Instructions to follow: For every line in the data below that contains "iDrive", copy the line.

Rows:

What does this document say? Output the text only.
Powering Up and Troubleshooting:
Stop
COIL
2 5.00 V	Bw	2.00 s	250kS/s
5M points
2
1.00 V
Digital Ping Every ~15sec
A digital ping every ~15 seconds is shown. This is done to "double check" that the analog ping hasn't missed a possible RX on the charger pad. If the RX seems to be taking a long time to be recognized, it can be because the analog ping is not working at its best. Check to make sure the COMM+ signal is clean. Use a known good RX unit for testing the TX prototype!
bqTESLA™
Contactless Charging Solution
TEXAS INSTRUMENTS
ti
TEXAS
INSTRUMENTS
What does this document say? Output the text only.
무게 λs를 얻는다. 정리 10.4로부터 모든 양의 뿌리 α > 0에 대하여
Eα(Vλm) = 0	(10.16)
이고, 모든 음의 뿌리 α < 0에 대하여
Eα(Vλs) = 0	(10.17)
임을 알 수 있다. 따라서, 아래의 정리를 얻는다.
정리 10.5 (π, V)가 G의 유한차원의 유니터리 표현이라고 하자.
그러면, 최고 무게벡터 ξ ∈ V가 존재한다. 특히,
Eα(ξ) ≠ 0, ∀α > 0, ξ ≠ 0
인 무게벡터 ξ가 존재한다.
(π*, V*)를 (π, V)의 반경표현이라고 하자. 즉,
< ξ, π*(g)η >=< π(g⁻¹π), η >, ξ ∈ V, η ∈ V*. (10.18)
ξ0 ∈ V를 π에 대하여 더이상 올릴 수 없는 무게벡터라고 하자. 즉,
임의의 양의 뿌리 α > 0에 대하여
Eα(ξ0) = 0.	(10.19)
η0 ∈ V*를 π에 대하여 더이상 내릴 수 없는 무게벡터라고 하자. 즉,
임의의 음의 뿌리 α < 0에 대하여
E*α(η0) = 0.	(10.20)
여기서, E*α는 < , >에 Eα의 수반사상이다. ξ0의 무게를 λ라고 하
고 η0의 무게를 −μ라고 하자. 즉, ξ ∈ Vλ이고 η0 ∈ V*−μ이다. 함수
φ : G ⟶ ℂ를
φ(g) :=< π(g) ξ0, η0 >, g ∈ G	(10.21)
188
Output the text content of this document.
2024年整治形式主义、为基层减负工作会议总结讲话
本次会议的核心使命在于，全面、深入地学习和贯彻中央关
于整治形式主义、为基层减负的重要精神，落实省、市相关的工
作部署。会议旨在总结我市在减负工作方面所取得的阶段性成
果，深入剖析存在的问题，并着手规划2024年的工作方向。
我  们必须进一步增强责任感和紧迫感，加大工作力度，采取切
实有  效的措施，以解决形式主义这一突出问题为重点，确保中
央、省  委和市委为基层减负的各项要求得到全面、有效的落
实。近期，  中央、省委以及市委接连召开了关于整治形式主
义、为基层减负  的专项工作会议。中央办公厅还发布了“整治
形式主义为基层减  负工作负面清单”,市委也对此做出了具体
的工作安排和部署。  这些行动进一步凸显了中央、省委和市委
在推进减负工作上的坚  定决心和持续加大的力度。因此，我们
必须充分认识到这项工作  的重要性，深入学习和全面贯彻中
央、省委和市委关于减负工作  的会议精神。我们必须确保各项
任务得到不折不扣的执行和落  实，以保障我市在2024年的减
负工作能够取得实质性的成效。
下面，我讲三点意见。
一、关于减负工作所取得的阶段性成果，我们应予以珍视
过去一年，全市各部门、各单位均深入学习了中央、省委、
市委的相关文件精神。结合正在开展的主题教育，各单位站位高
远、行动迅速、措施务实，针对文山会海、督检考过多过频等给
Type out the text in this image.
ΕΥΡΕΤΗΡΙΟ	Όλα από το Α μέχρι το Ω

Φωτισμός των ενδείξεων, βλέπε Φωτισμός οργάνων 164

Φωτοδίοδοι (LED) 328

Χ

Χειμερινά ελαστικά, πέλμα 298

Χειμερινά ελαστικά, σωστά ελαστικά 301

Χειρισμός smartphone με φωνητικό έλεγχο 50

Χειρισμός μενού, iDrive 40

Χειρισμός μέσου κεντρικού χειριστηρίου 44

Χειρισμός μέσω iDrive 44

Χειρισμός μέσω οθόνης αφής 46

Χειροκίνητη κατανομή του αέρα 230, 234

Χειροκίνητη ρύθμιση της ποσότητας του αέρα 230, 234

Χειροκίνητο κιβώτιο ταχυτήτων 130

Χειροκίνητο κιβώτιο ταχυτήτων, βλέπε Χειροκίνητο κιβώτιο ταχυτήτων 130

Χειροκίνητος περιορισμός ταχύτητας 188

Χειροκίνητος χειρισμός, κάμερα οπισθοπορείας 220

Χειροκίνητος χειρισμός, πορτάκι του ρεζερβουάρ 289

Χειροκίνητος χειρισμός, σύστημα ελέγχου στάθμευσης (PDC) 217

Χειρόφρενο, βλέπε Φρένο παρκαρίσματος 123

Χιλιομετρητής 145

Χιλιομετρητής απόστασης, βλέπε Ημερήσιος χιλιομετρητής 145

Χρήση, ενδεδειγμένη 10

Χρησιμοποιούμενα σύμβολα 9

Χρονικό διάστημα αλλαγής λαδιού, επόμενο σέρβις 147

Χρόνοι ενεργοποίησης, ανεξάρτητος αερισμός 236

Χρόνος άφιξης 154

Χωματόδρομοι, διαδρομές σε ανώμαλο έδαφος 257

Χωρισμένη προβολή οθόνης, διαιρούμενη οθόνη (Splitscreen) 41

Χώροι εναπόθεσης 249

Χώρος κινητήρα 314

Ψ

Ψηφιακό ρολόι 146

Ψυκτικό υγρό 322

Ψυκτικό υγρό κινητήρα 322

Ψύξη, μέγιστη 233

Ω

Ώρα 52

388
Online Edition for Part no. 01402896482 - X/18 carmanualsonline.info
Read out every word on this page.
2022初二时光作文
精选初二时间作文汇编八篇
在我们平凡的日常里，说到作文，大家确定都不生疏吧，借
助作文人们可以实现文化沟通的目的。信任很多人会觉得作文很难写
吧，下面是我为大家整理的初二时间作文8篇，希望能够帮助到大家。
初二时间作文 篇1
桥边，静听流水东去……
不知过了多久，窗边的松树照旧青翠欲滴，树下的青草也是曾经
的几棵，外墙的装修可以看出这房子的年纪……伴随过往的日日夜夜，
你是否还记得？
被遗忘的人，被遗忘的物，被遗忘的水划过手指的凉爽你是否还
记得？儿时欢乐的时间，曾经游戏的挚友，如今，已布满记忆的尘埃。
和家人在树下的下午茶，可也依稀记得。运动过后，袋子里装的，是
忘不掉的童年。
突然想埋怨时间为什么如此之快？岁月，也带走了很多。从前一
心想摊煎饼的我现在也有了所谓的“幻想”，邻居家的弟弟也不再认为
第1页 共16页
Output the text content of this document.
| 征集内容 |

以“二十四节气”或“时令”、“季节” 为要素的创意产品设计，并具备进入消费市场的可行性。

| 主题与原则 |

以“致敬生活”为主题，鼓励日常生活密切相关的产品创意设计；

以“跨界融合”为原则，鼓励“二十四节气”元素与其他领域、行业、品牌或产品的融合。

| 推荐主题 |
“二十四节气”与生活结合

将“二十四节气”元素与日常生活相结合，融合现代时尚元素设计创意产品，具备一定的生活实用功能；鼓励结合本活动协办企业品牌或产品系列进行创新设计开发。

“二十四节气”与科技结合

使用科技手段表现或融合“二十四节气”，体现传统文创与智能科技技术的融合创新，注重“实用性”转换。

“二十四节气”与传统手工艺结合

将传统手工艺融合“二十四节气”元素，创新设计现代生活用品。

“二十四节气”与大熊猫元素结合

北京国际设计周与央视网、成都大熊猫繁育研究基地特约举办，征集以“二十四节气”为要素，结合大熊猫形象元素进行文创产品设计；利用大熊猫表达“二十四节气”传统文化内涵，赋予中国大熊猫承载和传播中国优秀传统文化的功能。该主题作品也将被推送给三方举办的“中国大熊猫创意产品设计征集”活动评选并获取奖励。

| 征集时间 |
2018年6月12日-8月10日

Response:
Χειρισμός μενού, iDrive 40
Χειρισμός μέσω iDrive 44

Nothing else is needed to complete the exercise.